*The task*:
Which lines have the string "Mascot"? Copy all of them from the entries below.

*Data excerpts*:
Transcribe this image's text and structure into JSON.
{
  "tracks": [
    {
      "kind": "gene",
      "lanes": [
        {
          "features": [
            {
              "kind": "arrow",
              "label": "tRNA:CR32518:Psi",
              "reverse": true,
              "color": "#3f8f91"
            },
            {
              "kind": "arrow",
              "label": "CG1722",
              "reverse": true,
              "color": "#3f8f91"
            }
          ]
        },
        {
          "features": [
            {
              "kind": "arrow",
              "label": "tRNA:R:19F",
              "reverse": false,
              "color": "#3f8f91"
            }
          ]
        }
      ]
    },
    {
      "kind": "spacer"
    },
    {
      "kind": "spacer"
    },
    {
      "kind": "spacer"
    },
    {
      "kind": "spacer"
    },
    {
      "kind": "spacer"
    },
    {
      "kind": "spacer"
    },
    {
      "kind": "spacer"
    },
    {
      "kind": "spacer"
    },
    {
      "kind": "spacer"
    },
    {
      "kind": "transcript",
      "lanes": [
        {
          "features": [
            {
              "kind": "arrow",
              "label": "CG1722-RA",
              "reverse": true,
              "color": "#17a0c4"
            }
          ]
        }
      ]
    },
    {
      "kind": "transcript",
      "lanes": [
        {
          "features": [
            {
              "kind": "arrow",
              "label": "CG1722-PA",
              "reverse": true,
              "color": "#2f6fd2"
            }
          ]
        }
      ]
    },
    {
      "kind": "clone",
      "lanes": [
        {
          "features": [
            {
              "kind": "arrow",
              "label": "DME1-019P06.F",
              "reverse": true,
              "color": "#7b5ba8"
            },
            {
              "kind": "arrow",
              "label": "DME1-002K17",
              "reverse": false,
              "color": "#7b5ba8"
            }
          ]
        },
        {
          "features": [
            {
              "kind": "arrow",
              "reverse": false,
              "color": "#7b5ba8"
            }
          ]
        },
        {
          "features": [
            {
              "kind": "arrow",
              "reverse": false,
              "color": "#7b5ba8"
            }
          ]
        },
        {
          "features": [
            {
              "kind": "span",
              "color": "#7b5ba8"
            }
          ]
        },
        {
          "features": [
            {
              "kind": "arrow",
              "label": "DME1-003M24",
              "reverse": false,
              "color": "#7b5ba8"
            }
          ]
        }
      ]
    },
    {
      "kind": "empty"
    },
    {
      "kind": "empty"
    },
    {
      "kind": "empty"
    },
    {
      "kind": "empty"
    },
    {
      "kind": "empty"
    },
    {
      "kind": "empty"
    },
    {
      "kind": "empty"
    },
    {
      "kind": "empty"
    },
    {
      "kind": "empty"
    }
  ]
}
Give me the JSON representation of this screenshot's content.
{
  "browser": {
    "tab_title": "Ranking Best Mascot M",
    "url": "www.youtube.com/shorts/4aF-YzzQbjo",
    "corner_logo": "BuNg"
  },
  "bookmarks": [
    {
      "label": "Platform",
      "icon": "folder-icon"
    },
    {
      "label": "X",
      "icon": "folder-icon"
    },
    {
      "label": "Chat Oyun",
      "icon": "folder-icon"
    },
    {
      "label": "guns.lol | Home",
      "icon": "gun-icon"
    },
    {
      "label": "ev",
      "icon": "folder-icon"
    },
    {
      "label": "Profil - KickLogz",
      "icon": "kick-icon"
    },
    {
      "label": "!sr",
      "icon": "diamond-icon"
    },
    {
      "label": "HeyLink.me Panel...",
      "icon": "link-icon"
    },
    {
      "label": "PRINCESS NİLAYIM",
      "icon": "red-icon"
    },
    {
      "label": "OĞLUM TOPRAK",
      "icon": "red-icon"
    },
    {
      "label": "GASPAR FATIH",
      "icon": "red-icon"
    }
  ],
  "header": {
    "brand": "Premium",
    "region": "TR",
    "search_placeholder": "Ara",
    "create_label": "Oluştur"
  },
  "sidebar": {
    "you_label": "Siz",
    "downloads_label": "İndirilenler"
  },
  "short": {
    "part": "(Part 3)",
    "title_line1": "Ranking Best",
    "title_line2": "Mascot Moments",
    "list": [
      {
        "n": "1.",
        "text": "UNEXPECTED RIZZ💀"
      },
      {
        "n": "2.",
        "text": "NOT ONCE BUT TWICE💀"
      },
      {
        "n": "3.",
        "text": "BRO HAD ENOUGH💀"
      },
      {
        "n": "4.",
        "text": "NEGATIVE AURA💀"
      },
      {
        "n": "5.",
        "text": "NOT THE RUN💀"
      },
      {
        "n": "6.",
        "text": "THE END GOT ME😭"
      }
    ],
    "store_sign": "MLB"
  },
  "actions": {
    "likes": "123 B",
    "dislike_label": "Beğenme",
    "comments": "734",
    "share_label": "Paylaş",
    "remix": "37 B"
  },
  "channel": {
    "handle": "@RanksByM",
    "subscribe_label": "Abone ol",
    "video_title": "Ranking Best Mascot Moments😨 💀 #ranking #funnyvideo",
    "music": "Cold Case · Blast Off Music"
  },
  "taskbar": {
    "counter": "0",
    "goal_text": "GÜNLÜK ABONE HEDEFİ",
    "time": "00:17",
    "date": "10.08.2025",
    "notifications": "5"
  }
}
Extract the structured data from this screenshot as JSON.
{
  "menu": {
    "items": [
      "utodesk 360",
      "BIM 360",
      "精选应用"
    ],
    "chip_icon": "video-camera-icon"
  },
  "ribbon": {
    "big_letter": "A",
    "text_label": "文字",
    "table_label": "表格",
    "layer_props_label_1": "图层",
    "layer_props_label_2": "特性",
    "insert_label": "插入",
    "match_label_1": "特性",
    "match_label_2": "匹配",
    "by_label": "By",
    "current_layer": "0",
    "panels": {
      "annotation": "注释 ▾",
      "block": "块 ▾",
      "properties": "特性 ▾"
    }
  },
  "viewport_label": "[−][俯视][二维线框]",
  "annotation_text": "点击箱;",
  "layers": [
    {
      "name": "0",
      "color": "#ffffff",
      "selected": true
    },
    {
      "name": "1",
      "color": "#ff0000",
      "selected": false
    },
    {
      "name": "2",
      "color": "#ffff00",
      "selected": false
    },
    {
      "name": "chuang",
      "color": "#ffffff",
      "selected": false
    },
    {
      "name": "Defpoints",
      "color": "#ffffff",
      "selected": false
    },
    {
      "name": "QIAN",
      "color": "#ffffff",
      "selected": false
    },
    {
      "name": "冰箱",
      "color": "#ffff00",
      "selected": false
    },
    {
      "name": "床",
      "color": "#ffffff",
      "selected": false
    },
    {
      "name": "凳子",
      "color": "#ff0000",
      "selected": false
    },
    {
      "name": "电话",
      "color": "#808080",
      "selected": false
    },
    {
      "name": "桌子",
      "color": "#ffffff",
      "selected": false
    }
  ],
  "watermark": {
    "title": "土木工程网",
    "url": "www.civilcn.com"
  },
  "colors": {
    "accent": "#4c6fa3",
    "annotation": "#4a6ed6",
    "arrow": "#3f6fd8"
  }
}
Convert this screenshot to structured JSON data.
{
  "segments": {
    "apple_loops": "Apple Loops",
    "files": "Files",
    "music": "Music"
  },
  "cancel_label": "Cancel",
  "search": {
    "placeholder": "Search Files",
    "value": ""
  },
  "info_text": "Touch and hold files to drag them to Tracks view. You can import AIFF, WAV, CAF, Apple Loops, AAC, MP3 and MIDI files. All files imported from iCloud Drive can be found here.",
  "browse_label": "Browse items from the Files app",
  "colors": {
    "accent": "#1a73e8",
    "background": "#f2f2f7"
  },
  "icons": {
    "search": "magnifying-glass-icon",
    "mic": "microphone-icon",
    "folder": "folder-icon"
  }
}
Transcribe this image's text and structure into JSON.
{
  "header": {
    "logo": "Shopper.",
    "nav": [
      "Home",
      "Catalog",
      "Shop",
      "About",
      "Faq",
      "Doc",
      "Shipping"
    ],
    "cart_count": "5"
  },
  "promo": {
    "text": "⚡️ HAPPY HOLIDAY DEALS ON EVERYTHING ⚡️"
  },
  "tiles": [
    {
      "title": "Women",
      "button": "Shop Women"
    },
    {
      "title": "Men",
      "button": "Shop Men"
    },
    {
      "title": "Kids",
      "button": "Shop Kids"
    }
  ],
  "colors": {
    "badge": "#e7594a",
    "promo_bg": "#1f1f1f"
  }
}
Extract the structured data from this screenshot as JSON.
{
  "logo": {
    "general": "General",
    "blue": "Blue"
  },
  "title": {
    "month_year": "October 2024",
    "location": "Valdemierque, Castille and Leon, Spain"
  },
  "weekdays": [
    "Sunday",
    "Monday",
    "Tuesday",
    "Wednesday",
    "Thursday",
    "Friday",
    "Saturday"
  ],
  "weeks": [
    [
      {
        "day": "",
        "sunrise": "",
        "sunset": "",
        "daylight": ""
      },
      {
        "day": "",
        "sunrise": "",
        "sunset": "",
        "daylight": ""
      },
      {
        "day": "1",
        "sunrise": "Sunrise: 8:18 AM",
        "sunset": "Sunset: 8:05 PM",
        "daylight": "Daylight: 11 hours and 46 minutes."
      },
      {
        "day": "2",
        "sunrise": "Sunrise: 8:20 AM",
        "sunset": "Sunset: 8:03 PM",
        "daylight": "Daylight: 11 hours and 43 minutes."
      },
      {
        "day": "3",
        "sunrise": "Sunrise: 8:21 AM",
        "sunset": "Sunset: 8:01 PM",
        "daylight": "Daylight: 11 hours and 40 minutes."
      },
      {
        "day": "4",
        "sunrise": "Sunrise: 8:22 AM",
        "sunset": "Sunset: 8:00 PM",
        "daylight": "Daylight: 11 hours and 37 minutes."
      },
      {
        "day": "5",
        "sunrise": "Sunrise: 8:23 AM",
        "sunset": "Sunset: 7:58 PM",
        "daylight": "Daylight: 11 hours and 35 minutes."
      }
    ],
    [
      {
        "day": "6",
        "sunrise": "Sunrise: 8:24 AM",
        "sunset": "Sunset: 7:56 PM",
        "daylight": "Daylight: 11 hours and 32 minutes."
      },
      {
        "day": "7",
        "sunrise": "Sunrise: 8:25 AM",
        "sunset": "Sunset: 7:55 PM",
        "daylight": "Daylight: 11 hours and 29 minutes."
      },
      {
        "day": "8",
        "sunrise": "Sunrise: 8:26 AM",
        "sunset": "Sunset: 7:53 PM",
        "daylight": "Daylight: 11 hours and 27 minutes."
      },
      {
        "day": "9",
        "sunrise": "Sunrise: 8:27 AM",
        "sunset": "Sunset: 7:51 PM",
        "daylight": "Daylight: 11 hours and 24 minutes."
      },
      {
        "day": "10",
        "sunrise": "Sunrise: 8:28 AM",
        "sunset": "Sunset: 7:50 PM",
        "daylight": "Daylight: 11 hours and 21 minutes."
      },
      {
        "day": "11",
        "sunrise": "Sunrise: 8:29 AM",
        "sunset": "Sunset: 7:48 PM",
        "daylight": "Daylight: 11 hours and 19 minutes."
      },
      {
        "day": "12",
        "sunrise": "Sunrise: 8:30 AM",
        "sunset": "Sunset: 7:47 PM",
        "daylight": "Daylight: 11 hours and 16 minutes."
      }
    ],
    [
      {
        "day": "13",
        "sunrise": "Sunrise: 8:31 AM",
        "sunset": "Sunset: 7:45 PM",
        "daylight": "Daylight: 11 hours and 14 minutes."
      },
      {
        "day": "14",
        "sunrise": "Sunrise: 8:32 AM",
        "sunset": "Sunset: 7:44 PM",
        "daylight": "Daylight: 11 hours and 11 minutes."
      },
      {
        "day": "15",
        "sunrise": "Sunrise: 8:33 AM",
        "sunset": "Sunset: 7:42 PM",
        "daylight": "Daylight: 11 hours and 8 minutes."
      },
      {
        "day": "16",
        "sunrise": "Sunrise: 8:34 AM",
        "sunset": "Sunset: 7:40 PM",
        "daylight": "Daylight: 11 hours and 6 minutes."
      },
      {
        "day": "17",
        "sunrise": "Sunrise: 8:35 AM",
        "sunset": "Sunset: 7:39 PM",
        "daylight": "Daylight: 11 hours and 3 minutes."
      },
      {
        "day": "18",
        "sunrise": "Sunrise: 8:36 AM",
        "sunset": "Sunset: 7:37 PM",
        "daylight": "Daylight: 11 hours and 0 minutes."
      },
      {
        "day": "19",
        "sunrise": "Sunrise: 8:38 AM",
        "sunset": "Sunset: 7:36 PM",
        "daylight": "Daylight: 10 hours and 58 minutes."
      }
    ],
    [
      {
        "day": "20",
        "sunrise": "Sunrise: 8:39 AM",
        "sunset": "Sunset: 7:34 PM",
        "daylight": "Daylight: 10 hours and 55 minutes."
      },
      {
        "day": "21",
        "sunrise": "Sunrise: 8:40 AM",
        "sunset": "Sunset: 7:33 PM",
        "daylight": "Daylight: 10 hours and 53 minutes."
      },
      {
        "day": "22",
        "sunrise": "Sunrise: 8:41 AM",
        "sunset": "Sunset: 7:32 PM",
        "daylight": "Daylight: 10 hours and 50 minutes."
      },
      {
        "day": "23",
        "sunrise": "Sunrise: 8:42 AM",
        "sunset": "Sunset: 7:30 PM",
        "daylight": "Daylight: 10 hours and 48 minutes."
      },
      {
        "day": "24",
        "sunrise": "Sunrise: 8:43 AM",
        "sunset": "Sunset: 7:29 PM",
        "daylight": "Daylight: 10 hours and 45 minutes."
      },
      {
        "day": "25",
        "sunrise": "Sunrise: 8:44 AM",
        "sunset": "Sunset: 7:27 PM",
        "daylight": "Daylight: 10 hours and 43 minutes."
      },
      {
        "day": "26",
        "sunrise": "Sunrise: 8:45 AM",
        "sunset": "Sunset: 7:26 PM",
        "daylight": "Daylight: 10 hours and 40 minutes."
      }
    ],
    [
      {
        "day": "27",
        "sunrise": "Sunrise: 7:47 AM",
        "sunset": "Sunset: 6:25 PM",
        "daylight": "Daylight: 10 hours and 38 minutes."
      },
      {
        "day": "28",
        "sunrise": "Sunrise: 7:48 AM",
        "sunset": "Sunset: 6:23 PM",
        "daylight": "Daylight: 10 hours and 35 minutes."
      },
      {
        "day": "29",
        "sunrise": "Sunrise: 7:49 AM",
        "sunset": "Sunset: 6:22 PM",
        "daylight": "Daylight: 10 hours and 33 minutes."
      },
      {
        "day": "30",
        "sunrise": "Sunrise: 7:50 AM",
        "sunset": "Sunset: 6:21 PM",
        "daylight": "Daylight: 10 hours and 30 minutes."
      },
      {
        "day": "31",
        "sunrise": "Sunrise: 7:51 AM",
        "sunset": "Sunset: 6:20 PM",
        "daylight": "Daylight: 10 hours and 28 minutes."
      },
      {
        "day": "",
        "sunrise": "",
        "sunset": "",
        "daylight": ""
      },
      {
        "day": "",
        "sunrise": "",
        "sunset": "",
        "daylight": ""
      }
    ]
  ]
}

*Exercise result*:
    "tab_title": "Ranking Best Mascot M",
    "title_line2": "Mascot Moments",
    "video_title": "Ranking Best Mascot Moments😨 💀 #ranking #funnyvideo",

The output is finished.